## start Records

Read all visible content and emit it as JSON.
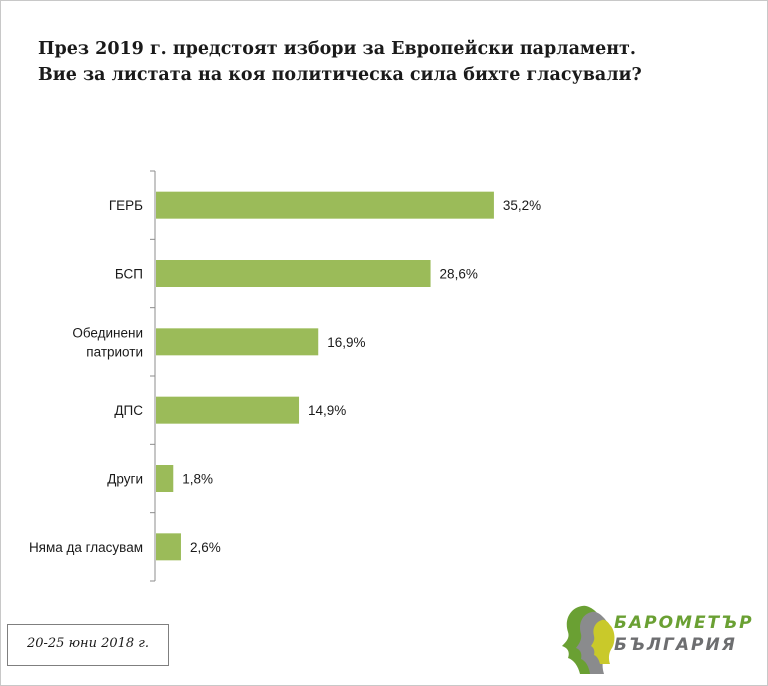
{
  "title": {
    "line1": "През 2019 г. предстоят избори за Европейски парламент.",
    "line2": "Вие за листата на коя политическа сила бихте гласували?"
  },
  "chart_data": {
    "type": "bar",
    "orientation": "horizontal",
    "title": "През 2019 г. предстоят избори за Европейски парламент. Вие за листата на коя политическа сила бихте гласували?",
    "categories": [
      [
        "ГЕРБ"
      ],
      [
        "БСП"
      ],
      [
        "Обединени",
        "патриоти"
      ],
      [
        "ДПС"
      ],
      [
        "Други"
      ],
      [
        "Няма да гласувам"
      ]
    ],
    "values": [
      35.2,
      28.6,
      16.9,
      14.9,
      1.8,
      2.6
    ],
    "value_labels": [
      "35,2%",
      "28,6%",
      "16,9%",
      "14,9%",
      "1,8%",
      "2,6%"
    ],
    "xlim": [
      0,
      40
    ],
    "xlabel": "",
    "ylabel": "",
    "grid": false,
    "bar_color": "#9bbb59"
  },
  "date_note": "20-25 юни 2018 г.",
  "logo": {
    "line1": "БАРОМЕТЪР",
    "line2": "БЪЛГАРИЯ",
    "color_green": "#6aa033",
    "color_gray": "#6d6e70",
    "color_yellow": "#c9c92a"
  }
}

## end Records

* [Requirement]
Your task is to repeat the data above exactly while excluding the pictures.

* [Result of the task]
Read all visible content and emit it as JSON.
{
  "title": {
    "line1": "През 2019 г. предстоят избори за Европейски парламент.",
    "line2": "Вие за листата на коя политическа сила бихте гласували?"
  },
  "chart_data": {
    "type": "bar",
    "orientation": "horizontal",
    "title": "През 2019 г. предстоят избори за Европейски парламент. Вие за листата на коя политическа сила бихте гласували?",
    "categories": [
      [
        "ГЕРБ"
      ],
      [
        "БСП"
      ],
      [
        "Обединени",
        "патриоти"
      ],
      [
        "ДПС"
      ],
      [
        "Други"
      ],
      [
        "Няма да гласувам"
      ]
    ],
    "values": [
      35.2,
      28.6,
      16.9,
      14.9,
      1.8,
      2.6
    ],
    "value_labels": [
      "35,2%",
      "28,6%",
      "16,9%",
      "14,9%",
      "1,8%",
      "2,6%"
    ],
    "xlim": [
      0,
      40
    ],
    "xlabel": "",
    "ylabel": "",
    "grid": false,
    "bar_color": "#9bbb59"
  },
  "date_note": "20-25 юни 2018 г.",
  "logo": {
    "line1": "БАРОМЕТЪР",
    "line2": "БЪЛГАРИЯ",
    "color_green": "#6aa033",
    "color_gray": "#6d6e70",
    "color_yellow": "#c9c92a"
  }
}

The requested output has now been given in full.